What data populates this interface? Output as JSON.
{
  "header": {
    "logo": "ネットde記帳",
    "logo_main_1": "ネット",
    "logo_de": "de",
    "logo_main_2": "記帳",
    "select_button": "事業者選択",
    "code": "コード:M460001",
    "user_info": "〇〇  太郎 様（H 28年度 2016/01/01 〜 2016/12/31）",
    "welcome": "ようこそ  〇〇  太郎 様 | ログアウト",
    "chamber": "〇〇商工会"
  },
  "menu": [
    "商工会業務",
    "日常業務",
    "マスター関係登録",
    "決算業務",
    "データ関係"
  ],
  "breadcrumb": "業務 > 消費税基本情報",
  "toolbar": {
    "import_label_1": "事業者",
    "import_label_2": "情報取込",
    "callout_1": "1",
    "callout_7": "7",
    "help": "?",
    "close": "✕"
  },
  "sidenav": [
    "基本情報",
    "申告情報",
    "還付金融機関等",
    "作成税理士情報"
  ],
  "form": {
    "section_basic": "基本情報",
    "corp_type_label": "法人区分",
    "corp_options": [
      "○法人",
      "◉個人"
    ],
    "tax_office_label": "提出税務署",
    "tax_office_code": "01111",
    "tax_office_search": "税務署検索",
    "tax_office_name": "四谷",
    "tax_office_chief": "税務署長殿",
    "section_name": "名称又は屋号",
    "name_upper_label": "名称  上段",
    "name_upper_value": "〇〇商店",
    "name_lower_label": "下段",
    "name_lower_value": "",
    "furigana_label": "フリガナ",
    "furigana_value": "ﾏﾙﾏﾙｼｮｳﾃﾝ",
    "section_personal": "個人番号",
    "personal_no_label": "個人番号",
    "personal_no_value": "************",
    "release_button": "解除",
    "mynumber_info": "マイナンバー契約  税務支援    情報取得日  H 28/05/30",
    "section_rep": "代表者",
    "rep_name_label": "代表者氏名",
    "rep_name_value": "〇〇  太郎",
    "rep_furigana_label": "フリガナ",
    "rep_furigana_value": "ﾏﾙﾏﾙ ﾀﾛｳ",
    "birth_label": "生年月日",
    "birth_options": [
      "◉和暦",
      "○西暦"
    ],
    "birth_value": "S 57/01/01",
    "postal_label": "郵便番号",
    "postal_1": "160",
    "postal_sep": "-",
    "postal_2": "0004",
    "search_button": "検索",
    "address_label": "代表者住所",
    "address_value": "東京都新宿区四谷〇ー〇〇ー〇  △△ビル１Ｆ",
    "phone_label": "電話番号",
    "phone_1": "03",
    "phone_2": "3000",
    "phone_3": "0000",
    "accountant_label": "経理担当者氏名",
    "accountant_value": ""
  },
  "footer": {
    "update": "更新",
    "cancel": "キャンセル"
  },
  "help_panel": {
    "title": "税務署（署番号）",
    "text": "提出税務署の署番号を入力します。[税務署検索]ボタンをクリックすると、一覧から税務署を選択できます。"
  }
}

■ ■ ■ ■ ■

- WHAT IS EXPECTED -
Using the records given above, list every line that includes the word "税務署検索".

- OUTPUT FOR THIS TASK -
    "tax_office_search": "税務署検索",
    "text": "提出税務署の署番号を入力します。[税務署検索]ボタンをクリックすると、一覧から税務署を選択できます。"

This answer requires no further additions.